_Instruction_
Look through the data below. Pick out the lines holding the string "fortuna".

────────────────────

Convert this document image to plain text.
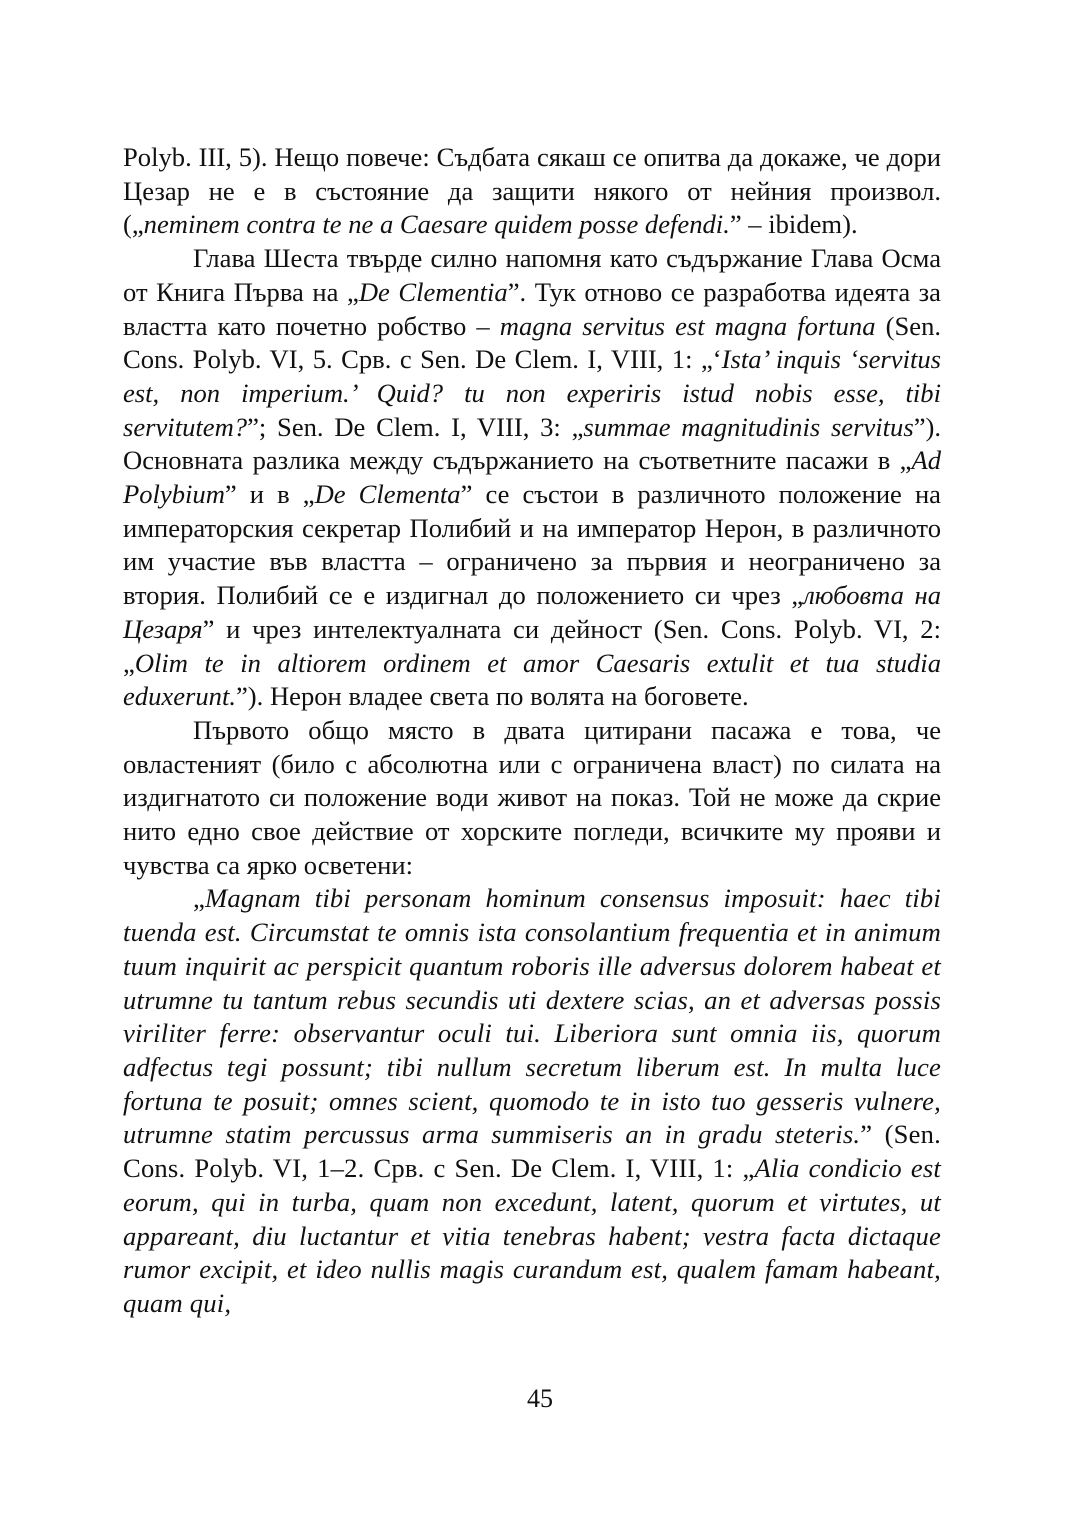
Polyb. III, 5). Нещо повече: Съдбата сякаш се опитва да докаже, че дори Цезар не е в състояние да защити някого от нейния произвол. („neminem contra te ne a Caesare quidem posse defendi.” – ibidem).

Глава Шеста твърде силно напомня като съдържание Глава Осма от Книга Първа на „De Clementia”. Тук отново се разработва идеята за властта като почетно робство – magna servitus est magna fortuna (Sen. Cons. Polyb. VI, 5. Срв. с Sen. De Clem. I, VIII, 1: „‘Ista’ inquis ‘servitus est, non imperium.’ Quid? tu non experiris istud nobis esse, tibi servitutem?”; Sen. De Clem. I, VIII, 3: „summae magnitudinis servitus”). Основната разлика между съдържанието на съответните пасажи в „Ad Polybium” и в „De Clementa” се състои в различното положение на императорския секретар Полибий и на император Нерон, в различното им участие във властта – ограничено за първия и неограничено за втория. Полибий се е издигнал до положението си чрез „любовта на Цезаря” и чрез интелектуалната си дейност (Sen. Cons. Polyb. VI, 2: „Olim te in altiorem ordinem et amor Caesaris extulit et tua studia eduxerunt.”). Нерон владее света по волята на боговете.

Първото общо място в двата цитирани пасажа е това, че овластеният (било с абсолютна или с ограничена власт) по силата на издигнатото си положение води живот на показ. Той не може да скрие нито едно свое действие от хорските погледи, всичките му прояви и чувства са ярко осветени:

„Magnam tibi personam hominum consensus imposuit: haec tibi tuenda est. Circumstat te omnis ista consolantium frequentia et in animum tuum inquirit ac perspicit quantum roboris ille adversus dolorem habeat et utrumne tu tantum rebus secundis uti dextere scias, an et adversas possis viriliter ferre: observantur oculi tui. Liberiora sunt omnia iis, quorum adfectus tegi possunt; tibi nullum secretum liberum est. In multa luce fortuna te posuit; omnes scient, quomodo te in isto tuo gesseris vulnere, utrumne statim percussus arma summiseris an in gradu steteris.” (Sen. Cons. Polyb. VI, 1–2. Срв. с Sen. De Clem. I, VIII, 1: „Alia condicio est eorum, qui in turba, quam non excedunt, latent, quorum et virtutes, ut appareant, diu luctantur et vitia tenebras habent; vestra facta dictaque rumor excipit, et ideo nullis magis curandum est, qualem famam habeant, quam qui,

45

────────────────────

_Result_
Глава Шеста твърде силно напомня като съдържание Глава Осма от Книга Първа на „De Clementia”. Тук отново се разработва идеята за властта като почетно робство – magna servitus est magna fortuna (Sen. Cons. Polyb. VI, 5. Срв. с Sen. De Clem. I, VIII, 1: „‘Ista’ inquis ‘servitus est, non imperium.’ Quid? tu non experiris istud nobis esse, tibi servitutem?”; Sen. De Clem. I, VIII, 3: „summae magnitudinis servitus”). Основната разлика между съдържанието на съответните пасажи в „Ad Polybium” и в „De Clementa” се състои в различното положение на императорския секретар Полибий и на император Нерон, в различното им участие във властта – ограничено за първия и неограничено за втория. Полибий се е издигнал до положението си чрез „любовта на Цезаря” и чрез интелектуалната си дейност (Sen. Cons. Polyb. VI, 2: „Olim te in altiorem ordinem et amor Caesaris extulit et tua studia eduxerunt.”). Нерон владее света по волята на боговете.
„Magnam tibi personam hominum consensus imposuit: haec tibi tuenda est. Circumstat te omnis ista consolantium frequentia et in animum tuum inquirit ac perspicit quantum roboris ille adversus dolorem habeat et utrumne tu tantum rebus secundis uti dextere scias, an et adversas possis viriliter ferre: observantur oculi tui. Liberiora sunt omnia iis, quorum adfectus tegi possunt; tibi nullum secretum liberum est. In multa luce fortuna te posuit; omnes scient, quomodo te in isto tuo gesseris vulnere, utrumne statim percussus arma summiseris an in gradu steteris.” (Sen. Cons. Polyb. VI, 1–2. Срв. с Sen. De Clem. I, VIII, 1: „Alia condicio est eorum, qui in turba, quam non excedunt, latent, quorum et virtutes, ut appareant, diu luctantur et vitia tenebras habent; vestra facta dictaque rumor excipit, et ideo nullis magis curandum est, qualem famam habeant, quam qui,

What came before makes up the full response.